▸ **TASK DIRECTIONS**: Pull each line containing "views" out of the data and copy it.

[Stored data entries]
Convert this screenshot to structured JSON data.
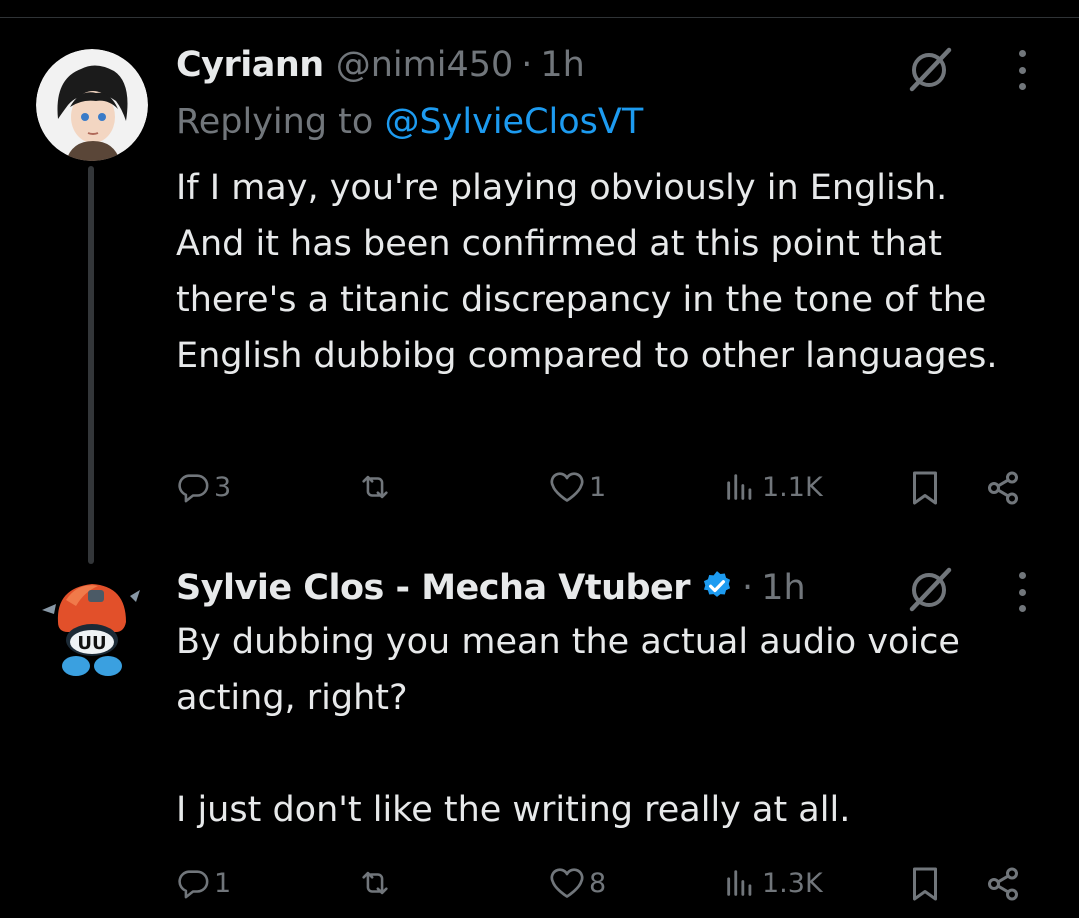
{
  "tweets": [
    {
      "name": "Cyriann",
      "handle": "@nimi450",
      "dot": "·",
      "time": "1h",
      "replying_prefix": "Replying to ",
      "replying_handle": "@SylvieClosVT",
      "text": "If I may, you're playing obviously in English.\nAnd it has been confirmed at this point that there's a titanic discrepancy in the tone of the English dubbibg compared to other languages.",
      "replies": "3",
      "retweets": "",
      "likes": "1",
      "views": "1.1K"
    },
    {
      "name": "Sylvie Clos - Mecha Vtuber",
      "dot": "·",
      "time": "1h",
      "verified": true,
      "text": "By dubbing you mean the actual audio voice acting, right?\n\nI just don't like the writing really at all.",
      "replies": "1",
      "retweets": "",
      "likes": "8",
      "views": "1.3K"
    }
  ],
  "icons": {
    "grok": "grok-icon",
    "more": "more-icon",
    "reply": "reply-icon",
    "retweet": "retweet-icon",
    "like": "heart-icon",
    "views": "views-icon",
    "bookmark": "bookmark-icon",
    "share": "share-icon"
  },
  "colors": {
    "background": "#000000",
    "text": "#e7e9ea",
    "muted": "#71767b",
    "link": "#1d9bf0",
    "verified": "#1d9bf0"
  }
}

▸ **SOLUTION FOR THIS PROBLEM**:
      "views": "1.1K"
      "views": "1.3K"
    "views": "views-icon",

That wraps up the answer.